- **Given problem**
Every line with the word "ylabel" in it should be extracted from the data that follows.

### Records for processing ###

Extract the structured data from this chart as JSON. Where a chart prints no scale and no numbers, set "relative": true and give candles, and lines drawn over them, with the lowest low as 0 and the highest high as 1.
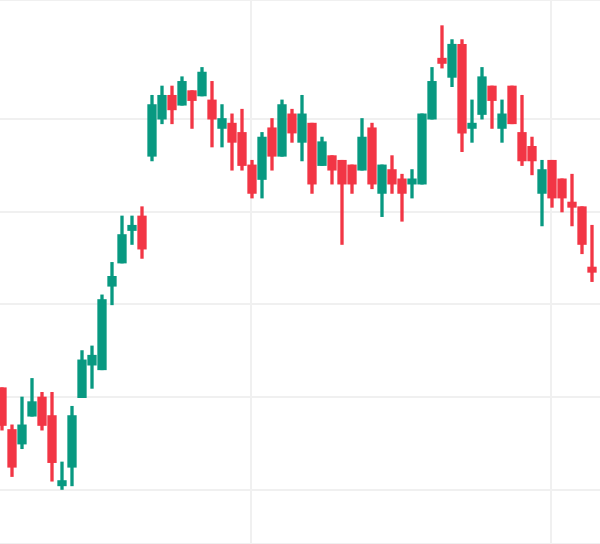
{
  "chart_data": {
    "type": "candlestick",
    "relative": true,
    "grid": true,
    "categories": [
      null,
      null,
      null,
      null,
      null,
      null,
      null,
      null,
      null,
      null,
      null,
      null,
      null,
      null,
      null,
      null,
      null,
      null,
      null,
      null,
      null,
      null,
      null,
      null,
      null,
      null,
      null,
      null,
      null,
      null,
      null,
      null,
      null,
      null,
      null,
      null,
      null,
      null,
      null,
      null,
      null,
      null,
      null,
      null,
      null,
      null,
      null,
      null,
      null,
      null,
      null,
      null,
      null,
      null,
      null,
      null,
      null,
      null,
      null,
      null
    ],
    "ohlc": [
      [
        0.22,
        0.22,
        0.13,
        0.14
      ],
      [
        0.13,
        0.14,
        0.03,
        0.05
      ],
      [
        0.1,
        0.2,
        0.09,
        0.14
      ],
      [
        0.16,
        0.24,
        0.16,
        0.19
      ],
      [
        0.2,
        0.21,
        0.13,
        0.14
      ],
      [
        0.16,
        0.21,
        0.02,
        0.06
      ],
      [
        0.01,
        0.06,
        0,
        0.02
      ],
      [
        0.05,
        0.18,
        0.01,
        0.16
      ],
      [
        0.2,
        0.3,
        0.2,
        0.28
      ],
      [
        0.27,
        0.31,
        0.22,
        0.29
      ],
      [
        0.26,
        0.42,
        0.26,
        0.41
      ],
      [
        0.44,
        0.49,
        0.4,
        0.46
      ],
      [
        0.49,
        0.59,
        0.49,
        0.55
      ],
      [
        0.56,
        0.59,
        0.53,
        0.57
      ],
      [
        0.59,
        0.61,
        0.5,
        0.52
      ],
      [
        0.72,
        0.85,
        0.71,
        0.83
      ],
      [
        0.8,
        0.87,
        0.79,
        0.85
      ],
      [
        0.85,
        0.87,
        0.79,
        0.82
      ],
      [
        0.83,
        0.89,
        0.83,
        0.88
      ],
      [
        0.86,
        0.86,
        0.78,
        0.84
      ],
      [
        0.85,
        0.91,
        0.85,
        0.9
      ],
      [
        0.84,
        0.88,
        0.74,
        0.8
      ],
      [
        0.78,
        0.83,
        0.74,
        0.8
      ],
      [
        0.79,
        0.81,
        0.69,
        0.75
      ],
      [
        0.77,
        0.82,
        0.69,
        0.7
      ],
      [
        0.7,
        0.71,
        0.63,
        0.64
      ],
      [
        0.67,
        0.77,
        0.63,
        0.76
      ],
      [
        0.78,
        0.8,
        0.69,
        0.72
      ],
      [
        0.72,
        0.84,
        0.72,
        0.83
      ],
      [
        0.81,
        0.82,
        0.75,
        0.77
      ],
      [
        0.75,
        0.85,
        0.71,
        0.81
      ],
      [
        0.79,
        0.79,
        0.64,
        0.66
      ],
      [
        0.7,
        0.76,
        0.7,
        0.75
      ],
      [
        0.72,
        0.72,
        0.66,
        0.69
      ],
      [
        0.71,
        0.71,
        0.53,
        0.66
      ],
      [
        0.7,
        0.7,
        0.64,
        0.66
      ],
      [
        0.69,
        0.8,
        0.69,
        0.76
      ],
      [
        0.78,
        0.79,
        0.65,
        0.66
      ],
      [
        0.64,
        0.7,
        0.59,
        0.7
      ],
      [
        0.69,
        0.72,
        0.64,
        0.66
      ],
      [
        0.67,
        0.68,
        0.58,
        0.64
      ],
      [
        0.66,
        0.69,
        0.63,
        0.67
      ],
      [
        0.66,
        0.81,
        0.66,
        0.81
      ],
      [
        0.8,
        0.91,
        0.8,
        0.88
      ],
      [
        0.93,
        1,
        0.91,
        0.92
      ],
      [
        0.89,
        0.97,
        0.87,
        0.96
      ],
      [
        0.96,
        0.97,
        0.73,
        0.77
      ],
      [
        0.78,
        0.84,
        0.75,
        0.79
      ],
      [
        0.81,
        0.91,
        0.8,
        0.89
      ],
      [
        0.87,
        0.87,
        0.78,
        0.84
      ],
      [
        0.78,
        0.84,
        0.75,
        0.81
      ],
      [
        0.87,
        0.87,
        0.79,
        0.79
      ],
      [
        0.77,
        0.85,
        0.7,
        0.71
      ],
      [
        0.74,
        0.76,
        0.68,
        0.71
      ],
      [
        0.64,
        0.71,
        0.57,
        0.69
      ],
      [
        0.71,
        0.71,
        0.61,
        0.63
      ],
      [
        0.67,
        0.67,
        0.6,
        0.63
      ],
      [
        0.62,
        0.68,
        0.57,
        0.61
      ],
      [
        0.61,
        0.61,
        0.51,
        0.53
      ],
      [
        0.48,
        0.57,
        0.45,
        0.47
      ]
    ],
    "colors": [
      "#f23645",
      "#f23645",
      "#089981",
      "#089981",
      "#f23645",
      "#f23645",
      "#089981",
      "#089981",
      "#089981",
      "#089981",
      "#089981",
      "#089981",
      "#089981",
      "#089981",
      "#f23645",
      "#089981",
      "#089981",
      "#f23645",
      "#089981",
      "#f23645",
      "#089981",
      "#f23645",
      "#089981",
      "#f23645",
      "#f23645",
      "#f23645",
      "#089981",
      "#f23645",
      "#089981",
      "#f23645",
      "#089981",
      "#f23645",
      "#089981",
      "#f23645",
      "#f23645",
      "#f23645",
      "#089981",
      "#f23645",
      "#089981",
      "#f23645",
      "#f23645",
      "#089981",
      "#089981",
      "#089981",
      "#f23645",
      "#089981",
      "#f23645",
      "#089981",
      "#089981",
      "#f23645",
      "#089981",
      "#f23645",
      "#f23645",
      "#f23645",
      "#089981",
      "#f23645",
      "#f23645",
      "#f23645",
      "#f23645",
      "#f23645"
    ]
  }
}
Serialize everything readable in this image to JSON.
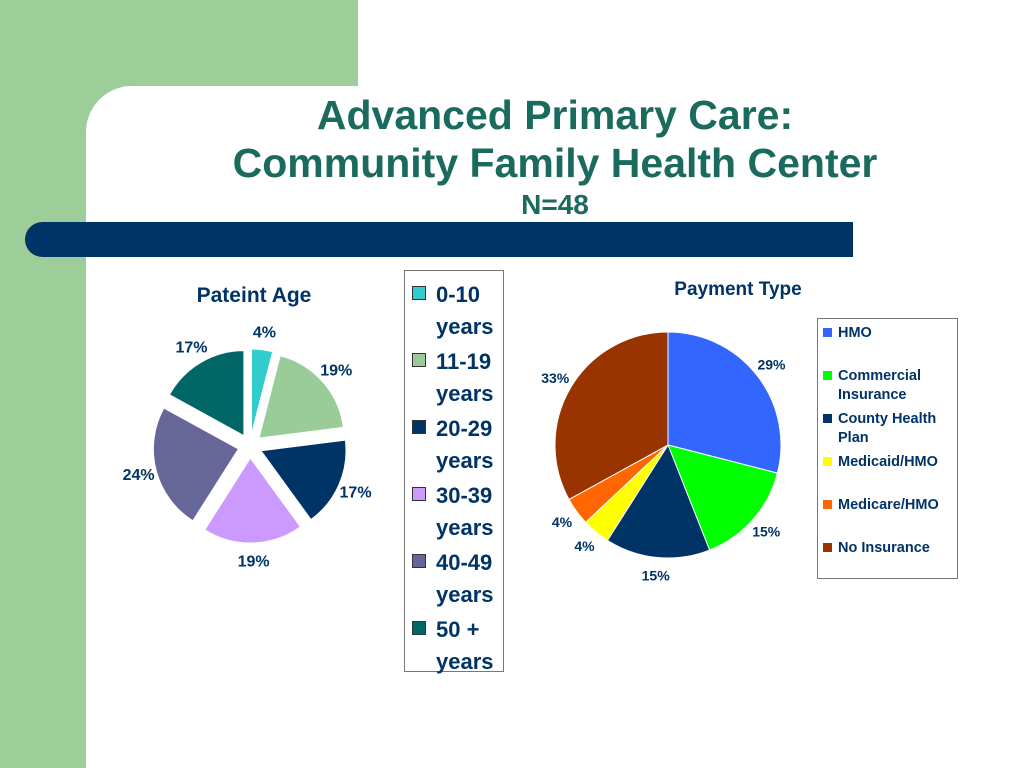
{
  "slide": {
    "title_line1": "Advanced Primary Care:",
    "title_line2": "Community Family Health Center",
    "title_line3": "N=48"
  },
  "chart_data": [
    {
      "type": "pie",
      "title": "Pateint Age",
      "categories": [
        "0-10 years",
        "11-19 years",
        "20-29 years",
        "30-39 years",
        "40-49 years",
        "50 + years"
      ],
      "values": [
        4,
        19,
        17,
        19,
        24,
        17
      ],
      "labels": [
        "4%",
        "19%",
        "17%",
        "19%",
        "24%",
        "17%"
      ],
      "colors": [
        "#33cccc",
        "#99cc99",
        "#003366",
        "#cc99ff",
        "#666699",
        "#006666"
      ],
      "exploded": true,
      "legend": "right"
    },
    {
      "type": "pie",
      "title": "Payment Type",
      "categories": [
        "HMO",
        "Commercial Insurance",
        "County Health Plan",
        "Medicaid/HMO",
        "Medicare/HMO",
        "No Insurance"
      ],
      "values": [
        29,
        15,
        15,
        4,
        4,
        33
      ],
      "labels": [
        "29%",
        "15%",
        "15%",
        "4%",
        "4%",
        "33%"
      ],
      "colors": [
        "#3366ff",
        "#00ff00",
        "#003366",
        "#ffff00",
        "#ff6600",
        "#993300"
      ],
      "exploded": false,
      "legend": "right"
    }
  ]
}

###
### Records for processing ###

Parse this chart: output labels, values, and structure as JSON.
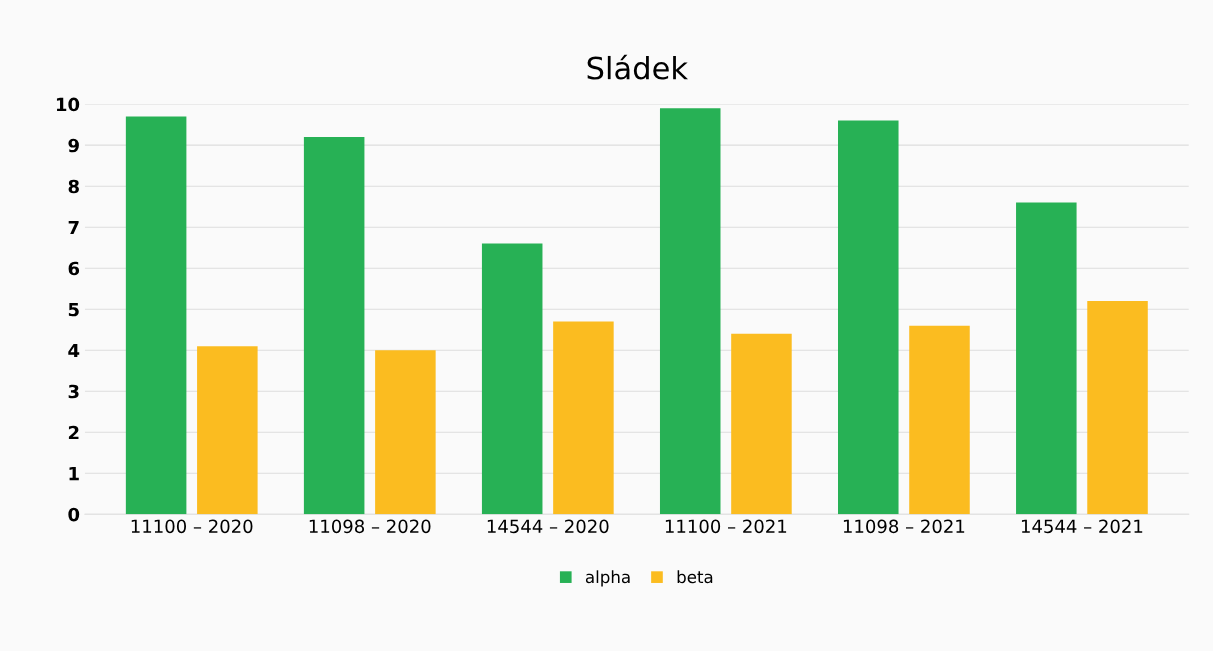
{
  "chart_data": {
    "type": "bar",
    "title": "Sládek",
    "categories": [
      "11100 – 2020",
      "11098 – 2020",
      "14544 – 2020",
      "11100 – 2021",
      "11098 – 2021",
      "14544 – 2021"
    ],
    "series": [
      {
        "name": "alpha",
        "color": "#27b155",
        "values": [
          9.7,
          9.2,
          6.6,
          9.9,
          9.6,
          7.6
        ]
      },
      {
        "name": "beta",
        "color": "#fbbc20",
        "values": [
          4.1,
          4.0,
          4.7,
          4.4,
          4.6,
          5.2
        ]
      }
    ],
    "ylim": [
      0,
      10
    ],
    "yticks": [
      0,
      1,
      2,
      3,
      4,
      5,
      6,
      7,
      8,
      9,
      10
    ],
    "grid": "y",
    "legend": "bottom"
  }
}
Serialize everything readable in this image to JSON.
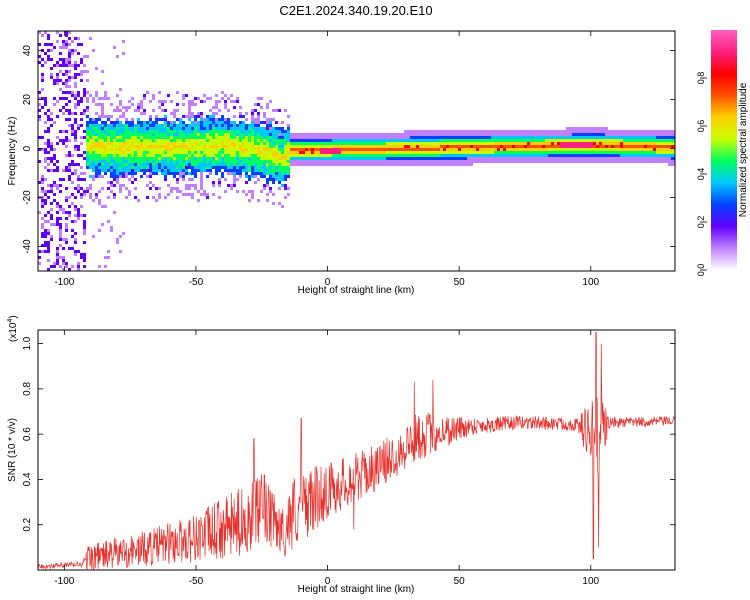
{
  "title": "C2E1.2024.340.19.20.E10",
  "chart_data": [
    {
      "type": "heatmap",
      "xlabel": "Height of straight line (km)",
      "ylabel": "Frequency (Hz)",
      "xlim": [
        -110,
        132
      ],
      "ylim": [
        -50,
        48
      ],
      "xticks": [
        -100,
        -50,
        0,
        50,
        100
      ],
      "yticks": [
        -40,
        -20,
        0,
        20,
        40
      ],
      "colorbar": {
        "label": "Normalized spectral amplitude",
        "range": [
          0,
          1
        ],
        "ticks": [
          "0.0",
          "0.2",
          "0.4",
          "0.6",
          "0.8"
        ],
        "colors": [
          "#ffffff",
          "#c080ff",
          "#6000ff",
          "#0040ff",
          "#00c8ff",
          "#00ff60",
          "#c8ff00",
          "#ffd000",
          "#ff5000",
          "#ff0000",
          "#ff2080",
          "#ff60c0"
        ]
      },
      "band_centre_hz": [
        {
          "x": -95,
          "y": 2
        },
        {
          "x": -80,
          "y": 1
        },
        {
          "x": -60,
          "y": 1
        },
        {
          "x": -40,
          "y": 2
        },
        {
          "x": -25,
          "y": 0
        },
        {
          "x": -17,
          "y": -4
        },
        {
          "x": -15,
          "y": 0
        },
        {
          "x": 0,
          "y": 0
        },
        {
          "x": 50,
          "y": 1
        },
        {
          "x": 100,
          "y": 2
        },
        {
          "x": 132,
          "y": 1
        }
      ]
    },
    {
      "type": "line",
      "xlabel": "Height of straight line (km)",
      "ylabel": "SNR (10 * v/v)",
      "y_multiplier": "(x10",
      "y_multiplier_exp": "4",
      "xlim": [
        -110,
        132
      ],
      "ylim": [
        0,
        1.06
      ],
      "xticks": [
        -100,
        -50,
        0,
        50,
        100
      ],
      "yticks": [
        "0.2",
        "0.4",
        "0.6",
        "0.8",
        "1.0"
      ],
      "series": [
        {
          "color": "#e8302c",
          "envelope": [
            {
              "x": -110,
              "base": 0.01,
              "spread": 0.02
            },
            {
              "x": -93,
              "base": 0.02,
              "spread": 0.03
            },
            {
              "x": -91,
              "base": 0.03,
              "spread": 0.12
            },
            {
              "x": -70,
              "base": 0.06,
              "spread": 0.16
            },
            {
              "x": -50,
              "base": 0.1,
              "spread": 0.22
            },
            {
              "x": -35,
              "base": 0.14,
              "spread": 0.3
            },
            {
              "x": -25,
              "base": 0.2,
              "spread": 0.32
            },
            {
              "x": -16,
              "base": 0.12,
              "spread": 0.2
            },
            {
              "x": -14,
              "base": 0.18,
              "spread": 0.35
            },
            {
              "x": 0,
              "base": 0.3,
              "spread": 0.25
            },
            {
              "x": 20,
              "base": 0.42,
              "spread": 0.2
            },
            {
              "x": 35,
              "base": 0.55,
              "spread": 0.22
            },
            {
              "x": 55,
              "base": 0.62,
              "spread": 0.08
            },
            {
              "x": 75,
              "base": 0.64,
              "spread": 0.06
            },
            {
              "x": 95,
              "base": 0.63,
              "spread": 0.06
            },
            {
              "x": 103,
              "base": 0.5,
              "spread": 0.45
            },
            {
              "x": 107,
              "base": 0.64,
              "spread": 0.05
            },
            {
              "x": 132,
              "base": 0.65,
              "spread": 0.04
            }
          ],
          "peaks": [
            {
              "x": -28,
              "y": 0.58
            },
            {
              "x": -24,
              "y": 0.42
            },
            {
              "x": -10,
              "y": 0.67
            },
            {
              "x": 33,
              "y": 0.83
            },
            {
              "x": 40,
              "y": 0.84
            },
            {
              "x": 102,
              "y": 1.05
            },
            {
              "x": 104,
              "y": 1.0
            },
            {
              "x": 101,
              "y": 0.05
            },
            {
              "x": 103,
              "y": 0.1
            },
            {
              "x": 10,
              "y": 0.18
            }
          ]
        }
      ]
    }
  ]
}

###

- **Task output**
      "ylabel": "Frequency (Hz)",
      "ylabel": "SNR (10 * v/v)",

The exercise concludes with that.